PROBLEM STATEMENT:
Copy, from the entries below, each line where the word "Temperature" can be found.

(Data items)
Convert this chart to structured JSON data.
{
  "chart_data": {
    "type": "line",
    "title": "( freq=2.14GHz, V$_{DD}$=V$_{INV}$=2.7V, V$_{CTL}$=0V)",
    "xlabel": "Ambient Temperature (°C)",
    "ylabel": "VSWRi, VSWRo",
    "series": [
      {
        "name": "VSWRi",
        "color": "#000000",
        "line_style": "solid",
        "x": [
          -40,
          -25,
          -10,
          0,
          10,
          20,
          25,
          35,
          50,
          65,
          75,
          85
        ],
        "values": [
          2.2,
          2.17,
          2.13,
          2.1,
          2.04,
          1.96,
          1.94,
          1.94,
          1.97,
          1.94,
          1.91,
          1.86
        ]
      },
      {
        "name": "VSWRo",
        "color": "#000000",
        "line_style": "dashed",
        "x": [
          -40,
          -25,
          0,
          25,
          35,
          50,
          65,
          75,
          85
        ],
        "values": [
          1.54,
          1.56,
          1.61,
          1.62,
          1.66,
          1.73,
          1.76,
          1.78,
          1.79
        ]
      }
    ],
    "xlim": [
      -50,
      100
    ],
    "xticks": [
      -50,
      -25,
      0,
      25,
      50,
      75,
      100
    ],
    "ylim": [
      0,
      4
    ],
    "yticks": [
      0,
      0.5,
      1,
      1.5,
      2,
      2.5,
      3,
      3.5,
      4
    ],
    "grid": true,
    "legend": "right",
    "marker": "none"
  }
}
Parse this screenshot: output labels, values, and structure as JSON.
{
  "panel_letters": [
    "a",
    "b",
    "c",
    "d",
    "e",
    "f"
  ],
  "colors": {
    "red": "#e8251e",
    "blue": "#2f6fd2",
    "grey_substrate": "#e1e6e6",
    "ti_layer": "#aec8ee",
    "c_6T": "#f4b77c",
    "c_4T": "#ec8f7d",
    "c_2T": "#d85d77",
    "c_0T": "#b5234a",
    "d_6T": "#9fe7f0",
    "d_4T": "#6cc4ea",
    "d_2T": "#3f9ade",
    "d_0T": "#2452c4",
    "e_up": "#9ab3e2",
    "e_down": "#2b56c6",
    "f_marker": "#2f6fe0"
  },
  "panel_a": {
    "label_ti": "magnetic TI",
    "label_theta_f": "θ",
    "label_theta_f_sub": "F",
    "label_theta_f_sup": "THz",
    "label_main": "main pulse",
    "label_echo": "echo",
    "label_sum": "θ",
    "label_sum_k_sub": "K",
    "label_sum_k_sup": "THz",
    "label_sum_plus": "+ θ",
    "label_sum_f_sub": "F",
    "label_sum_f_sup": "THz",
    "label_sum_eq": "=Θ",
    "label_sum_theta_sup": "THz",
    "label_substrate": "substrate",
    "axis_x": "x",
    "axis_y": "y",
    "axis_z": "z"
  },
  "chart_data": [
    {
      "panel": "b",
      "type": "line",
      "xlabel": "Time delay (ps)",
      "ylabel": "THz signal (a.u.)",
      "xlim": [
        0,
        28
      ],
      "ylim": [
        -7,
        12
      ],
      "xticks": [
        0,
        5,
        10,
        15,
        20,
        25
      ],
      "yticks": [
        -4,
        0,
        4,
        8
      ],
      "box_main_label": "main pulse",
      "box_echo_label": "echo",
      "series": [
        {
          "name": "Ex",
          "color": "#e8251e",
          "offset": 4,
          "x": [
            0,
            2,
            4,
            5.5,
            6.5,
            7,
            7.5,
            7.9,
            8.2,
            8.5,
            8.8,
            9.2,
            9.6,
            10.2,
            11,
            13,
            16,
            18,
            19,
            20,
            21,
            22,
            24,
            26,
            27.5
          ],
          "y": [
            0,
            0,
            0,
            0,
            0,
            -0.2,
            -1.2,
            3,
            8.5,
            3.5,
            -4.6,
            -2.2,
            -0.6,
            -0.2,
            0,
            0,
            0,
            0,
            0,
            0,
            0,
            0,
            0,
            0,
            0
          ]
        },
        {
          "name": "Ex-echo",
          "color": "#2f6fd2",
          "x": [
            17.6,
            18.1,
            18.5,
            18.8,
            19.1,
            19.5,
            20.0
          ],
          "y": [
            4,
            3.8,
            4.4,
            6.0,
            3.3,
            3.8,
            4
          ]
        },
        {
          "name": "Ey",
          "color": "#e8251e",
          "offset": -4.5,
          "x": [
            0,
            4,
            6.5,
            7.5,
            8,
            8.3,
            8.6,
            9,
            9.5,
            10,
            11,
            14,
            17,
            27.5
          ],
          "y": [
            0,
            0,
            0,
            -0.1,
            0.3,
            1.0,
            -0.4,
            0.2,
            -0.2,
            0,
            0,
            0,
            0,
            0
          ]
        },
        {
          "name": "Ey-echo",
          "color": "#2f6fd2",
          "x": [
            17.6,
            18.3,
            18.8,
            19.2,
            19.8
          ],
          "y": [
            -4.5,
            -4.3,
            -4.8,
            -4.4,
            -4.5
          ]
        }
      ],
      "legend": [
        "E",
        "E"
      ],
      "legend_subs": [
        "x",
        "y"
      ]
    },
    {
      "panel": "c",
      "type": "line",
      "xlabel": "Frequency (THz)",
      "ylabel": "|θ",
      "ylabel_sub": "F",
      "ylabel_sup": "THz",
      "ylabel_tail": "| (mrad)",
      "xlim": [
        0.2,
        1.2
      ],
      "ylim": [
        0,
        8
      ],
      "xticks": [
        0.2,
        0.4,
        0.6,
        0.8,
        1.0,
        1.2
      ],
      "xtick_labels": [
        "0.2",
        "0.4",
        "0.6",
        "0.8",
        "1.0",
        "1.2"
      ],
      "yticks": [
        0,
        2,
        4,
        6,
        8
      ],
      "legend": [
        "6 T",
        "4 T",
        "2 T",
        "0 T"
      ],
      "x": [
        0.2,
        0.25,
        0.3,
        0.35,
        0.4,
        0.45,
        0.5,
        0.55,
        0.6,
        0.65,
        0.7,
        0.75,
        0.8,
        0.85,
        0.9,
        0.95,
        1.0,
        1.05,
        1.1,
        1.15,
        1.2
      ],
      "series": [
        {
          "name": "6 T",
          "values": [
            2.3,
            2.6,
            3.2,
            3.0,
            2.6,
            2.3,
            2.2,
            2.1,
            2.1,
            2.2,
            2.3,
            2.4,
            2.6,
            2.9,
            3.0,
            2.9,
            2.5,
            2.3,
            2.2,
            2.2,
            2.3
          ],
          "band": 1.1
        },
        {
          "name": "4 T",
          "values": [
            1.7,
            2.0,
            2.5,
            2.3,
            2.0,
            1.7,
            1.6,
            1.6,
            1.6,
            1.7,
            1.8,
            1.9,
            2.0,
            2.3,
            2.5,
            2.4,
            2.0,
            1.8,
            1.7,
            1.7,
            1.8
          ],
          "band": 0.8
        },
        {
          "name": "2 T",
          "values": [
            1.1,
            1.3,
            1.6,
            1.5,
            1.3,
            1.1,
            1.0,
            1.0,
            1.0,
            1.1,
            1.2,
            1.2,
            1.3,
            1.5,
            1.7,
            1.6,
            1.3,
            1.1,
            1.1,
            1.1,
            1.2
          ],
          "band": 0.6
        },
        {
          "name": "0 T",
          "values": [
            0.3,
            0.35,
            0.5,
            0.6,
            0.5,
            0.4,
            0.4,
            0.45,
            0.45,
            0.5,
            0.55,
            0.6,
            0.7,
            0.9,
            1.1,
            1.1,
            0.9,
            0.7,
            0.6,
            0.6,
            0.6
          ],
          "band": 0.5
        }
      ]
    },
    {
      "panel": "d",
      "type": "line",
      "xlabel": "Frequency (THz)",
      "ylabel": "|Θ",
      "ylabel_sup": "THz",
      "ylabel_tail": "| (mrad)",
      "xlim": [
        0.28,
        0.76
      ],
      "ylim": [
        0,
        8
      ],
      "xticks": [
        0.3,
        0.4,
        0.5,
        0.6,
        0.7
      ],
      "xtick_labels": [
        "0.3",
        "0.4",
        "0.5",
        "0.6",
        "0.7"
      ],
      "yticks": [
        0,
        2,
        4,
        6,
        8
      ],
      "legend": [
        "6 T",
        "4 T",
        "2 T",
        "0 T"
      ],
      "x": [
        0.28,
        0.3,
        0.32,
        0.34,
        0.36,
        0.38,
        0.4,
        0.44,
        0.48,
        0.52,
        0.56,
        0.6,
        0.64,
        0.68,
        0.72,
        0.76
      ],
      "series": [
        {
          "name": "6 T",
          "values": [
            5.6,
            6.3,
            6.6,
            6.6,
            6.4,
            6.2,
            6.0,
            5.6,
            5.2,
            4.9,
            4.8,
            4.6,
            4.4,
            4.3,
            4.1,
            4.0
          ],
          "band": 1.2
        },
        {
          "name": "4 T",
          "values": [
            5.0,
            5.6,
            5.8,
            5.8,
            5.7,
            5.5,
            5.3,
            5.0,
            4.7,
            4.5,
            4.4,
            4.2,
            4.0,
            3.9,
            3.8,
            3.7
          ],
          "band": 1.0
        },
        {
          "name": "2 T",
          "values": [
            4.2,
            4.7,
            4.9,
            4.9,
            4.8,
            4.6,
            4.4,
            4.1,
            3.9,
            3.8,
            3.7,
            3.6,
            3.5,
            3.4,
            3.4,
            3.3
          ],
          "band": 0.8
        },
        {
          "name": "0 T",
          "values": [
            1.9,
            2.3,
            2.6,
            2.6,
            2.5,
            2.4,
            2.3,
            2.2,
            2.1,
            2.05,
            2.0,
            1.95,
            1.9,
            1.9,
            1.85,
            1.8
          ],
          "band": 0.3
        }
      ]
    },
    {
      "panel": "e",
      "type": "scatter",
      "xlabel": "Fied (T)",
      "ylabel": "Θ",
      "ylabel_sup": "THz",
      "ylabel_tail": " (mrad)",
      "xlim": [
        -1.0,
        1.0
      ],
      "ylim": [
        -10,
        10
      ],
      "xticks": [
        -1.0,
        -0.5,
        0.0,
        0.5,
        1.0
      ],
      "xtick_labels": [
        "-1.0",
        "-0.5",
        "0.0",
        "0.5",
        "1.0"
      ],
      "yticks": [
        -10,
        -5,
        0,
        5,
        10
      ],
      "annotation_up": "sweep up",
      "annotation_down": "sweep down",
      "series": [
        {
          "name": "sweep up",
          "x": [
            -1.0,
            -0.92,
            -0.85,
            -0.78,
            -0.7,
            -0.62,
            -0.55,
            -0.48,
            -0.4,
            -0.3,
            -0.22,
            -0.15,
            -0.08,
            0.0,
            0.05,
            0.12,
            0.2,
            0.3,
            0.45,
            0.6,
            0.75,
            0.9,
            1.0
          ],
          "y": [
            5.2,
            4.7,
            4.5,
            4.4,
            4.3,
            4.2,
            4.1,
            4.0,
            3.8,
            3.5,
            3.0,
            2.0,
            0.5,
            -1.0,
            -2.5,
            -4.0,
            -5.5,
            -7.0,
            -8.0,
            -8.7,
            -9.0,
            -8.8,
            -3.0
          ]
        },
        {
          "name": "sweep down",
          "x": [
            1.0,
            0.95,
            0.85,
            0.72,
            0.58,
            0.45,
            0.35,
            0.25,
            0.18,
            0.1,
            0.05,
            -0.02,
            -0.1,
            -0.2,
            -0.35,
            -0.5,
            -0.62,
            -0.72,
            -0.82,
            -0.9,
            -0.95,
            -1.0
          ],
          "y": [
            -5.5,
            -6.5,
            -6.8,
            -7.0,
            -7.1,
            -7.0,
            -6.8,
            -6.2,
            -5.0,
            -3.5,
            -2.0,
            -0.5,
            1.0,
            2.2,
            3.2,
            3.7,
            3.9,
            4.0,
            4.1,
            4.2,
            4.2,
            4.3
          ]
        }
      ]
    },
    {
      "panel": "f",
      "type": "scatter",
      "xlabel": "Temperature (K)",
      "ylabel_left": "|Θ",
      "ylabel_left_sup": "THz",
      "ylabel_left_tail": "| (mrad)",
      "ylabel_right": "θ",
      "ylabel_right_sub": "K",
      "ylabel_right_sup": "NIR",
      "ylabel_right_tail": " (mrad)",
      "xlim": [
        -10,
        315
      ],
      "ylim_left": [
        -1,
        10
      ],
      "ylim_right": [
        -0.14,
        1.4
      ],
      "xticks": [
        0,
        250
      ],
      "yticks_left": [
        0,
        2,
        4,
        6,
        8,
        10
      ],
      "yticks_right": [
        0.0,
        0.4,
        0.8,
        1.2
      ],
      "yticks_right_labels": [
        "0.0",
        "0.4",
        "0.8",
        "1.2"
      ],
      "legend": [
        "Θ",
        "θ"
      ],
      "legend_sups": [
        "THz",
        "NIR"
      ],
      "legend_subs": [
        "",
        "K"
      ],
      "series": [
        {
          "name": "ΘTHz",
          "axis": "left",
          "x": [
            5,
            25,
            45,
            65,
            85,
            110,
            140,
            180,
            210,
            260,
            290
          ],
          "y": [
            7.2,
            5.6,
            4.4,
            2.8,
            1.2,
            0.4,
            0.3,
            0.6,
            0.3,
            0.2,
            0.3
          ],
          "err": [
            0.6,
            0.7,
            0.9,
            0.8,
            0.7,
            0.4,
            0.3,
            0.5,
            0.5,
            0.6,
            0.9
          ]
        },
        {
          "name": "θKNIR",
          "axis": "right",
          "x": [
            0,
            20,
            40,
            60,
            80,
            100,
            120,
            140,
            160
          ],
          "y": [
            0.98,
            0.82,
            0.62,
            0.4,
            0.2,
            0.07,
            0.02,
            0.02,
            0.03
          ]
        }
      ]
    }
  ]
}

ANSWER:
    "xlabel": "Ambient Temperature (°C)",
      "xlabel": "Temperature (K)",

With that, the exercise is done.